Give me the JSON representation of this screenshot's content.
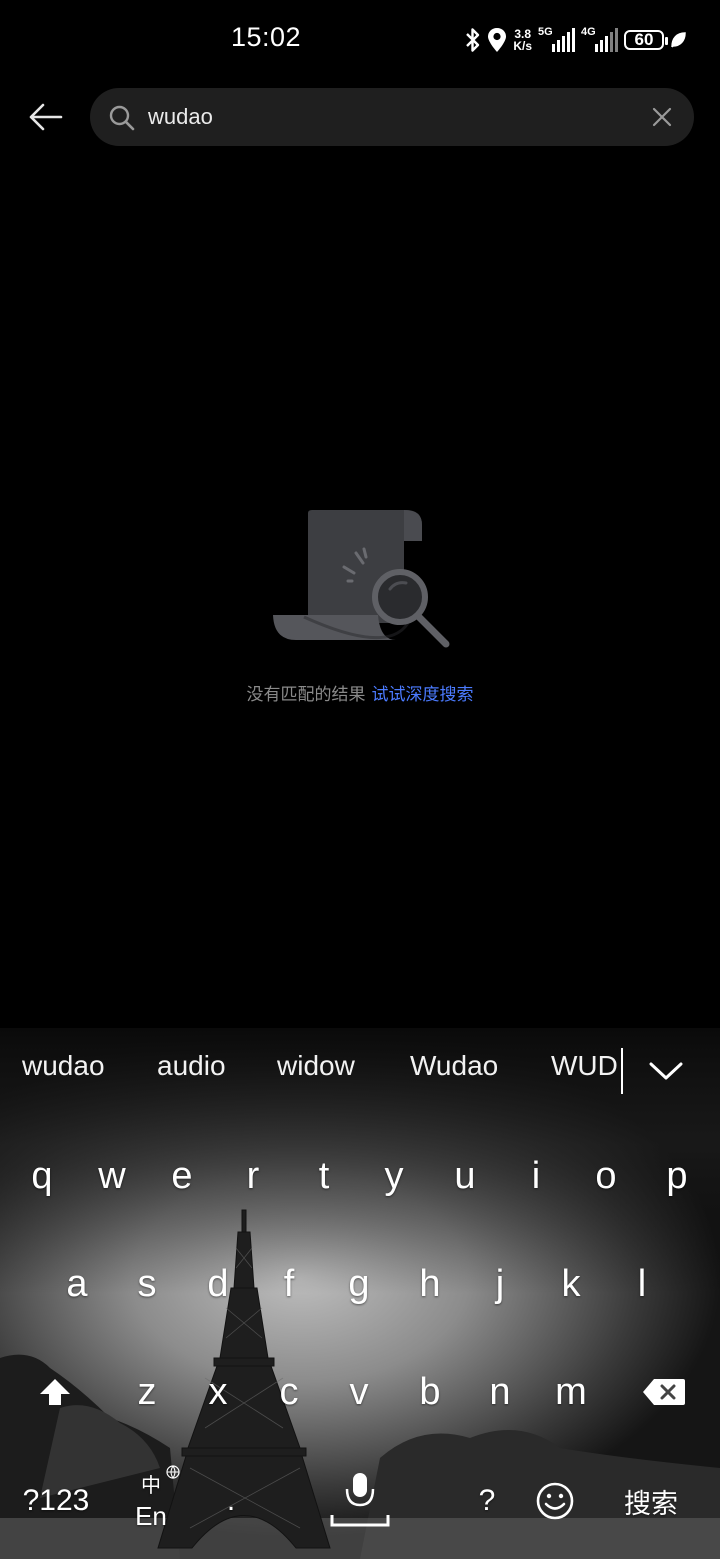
{
  "status_bar": {
    "time": "15:02",
    "net_speed_value": "3.8",
    "net_speed_unit": "K/s",
    "sim1_label": "5G",
    "sim2_label": "4G",
    "battery": "60",
    "icons": [
      "bluetooth-icon",
      "location-icon",
      "leaf-icon"
    ]
  },
  "search": {
    "query": "wudao",
    "placeholder": ""
  },
  "empty_state": {
    "message": "没有匹配的结果",
    "action_link": "试试深度搜索"
  },
  "keyboard": {
    "suggestions": [
      "wudao",
      "audio",
      "widow",
      "Wudao",
      "WUD"
    ],
    "row1": [
      "q",
      "w",
      "e",
      "r",
      "t",
      "y",
      "u",
      "i",
      "o",
      "p"
    ],
    "row2": [
      "a",
      "s",
      "d",
      "f",
      "g",
      "h",
      "j",
      "k",
      "l"
    ],
    "row3": [
      "z",
      "x",
      "c",
      "v",
      "b",
      "n",
      "m"
    ],
    "symbols_key": "?123",
    "lang_key_top": "中",
    "lang_key_bottom": "En",
    "period_key": ".",
    "question_key": "?",
    "search_key": "搜索"
  },
  "colors": {
    "background": "#000000",
    "search_bg": "#1f1f1f",
    "link": "#4b7bff",
    "muted": "#8a8a8a"
  }
}
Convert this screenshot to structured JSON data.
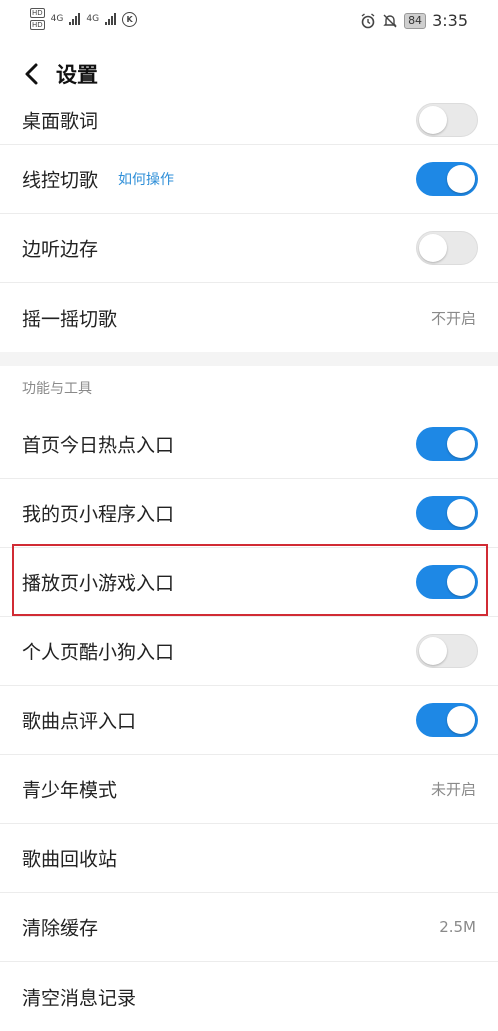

•••

● GOAL: Write the listing out a second time exactly, dropping all images.

● REPLY TO THE TASK:
Give me the JSON representation of this screenshot's content.
{
  "status_bar": {
    "time": "15:02",
    "net_speed_value": "3.8",
    "net_speed_unit": "K/s",
    "sim1_label": "5G",
    "sim2_label": "4G",
    "battery": "60",
    "icons": [
      "bluetooth-icon",
      "location-icon",
      "leaf-icon"
    ]
  },
  "search": {
    "query": "wudao",
    "placeholder": ""
  },
  "empty_state": {
    "message": "没有匹配的结果",
    "action_link": "试试深度搜索"
  },
  "keyboard": {
    "suggestions": [
      "wudao",
      "audio",
      "widow",
      "Wudao",
      "WUD"
    ],
    "row1": [
      "q",
      "w",
      "e",
      "r",
      "t",
      "y",
      "u",
      "i",
      "o",
      "p"
    ],
    "row2": [
      "a",
      "s",
      "d",
      "f",
      "g",
      "h",
      "j",
      "k",
      "l"
    ],
    "row3": [
      "z",
      "x",
      "c",
      "v",
      "b",
      "n",
      "m"
    ],
    "symbols_key": "?123",
    "lang_key_top": "中",
    "lang_key_bottom": "En",
    "period_key": ".",
    "question_key": "?",
    "search_key": "搜索"
  },
  "colors": {
    "background": "#000000",
    "search_bg": "#1f1f1f",
    "link": "#4b7bff",
    "muted": "#8a8a8a"
  }
}
Convert this screenshot to structured JSON data.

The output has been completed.